# start of Text excerpt

Thank you, Mr. Speaker. For the past couple of years, since 1990, Fort Smith has been the home of the western Arctic leadership program. The western Arctic leadership program was initially started by the previous Minister of Education, the Honourable Stephen Kakfwi. The program has been in existence for the past couple of years and has been accepted as one of the most successful programs within the Department of Education, from the community viewpoint and I am sure from the viewpoint of many people in the west.
The western Arctic leadership program is a program for students, and currently they have students there from Colville Lake, Cambridge Bay, Fort Good Hope, Fort McPherson, Fort Smith, Inuvik, Norman Wells, Rae and Yellowknife. Also, Fort Providence and, I believe, Trout Lake. Many of the students come from across the north to learn many different things in this particular program. The program utilizes many different types of skills which are taught to the students. These include survival skills at a camp which they go to, firearm safety and other safety type programs. They take these camps every year, generally in the month of March. Even though on occasions camps have experienced 40 below weather, these students live under a tent in this type of weather. Not only do they survive, they seem to thrive on the experience they have gained through this particular program.

# end of Text excerpt
# start of Rows

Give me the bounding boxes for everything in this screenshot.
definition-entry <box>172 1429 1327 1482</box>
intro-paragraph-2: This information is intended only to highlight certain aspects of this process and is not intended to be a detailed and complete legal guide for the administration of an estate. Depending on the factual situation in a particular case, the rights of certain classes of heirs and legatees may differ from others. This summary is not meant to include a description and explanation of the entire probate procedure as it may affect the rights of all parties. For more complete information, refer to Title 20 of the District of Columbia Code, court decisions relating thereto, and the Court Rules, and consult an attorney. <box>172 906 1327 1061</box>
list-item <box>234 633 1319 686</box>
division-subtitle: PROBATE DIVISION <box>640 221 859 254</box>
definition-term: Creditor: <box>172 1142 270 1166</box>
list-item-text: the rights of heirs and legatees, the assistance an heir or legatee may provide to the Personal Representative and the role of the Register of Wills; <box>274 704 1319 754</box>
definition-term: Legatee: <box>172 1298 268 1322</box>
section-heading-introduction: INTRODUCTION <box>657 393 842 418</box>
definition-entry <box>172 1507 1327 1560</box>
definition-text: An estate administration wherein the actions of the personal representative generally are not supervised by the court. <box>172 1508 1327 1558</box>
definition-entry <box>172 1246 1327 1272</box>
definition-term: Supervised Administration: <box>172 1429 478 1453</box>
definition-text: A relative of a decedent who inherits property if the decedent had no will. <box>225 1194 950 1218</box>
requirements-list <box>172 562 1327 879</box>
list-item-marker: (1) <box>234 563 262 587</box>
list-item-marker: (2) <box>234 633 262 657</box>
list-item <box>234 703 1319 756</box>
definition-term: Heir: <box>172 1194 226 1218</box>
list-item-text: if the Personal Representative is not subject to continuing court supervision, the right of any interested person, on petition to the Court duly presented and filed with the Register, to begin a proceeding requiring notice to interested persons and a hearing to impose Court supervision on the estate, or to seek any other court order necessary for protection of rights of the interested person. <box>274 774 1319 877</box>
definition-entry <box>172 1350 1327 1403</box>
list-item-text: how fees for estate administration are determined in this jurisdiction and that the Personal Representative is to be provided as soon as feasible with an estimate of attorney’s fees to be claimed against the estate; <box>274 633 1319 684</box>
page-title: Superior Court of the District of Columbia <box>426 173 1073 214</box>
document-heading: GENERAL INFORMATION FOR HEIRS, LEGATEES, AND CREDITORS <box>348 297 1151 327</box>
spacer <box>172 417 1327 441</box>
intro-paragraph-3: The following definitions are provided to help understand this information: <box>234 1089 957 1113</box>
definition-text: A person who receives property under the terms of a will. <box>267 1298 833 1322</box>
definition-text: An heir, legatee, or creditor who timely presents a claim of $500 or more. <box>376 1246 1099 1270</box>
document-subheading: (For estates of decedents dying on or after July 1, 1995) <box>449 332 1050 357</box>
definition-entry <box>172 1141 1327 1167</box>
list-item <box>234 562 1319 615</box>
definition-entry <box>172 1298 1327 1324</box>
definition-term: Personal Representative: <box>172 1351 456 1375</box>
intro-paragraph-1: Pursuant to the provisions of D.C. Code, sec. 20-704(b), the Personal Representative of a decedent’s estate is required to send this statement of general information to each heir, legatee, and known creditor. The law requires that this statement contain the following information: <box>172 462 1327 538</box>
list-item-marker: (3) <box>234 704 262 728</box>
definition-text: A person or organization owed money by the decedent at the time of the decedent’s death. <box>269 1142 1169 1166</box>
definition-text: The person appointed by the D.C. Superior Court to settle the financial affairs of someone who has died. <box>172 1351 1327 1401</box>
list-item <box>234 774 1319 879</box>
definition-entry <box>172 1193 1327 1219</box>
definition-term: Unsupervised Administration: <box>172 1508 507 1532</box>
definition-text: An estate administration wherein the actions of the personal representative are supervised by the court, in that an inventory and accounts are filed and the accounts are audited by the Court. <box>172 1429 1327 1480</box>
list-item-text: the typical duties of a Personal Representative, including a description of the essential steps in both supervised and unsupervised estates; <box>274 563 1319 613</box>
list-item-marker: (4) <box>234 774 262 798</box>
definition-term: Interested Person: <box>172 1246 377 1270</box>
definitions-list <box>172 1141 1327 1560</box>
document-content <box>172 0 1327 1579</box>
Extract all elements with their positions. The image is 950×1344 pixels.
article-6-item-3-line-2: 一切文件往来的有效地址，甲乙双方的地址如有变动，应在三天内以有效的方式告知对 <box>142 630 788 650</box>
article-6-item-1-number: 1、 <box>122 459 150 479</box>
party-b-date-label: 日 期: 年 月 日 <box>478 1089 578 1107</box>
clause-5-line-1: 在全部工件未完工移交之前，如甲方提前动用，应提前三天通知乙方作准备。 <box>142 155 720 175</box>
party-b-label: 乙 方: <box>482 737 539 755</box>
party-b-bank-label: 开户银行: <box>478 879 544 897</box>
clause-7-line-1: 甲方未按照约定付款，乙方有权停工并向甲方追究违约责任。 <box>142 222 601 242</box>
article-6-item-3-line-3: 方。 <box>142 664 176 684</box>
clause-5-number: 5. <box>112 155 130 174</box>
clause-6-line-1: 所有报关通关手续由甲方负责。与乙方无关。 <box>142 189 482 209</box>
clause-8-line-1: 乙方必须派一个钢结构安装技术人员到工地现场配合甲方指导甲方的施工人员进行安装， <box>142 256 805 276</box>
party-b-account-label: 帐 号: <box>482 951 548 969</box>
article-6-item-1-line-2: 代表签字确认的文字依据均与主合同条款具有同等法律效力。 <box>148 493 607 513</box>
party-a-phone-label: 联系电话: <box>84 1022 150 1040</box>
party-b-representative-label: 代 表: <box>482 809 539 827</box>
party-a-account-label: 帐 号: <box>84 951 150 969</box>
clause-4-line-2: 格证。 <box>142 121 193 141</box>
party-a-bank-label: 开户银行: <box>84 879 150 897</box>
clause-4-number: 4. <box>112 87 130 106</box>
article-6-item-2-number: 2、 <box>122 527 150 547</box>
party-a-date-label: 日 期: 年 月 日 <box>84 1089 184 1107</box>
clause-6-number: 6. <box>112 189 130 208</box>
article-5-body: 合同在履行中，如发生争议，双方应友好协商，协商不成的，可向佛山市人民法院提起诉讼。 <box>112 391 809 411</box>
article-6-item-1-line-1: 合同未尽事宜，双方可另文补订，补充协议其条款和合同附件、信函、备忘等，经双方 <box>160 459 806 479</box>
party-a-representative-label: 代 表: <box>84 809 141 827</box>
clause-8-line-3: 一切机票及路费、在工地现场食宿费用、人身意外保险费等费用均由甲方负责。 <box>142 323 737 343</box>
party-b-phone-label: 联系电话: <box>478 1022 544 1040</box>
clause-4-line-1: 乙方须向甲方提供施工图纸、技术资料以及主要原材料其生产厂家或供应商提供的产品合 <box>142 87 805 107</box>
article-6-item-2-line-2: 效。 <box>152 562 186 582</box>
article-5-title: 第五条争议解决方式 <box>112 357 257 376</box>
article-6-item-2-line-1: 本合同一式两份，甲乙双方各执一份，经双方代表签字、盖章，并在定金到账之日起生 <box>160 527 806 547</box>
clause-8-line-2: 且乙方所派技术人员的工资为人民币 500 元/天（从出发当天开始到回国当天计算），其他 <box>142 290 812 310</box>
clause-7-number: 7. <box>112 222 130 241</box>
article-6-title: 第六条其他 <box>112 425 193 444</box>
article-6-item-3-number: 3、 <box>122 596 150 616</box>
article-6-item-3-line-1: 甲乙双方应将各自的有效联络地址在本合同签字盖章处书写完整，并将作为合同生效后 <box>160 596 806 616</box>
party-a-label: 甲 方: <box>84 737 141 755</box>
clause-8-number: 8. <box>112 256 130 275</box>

# end of Rows

Task to complete: Put this sentence from the speech on the western Arctic leadership program into French: "They take these camps every year, generally in the month of March."

Written reply: Ils participent à ces camps chaque année, généralement au mois de mars.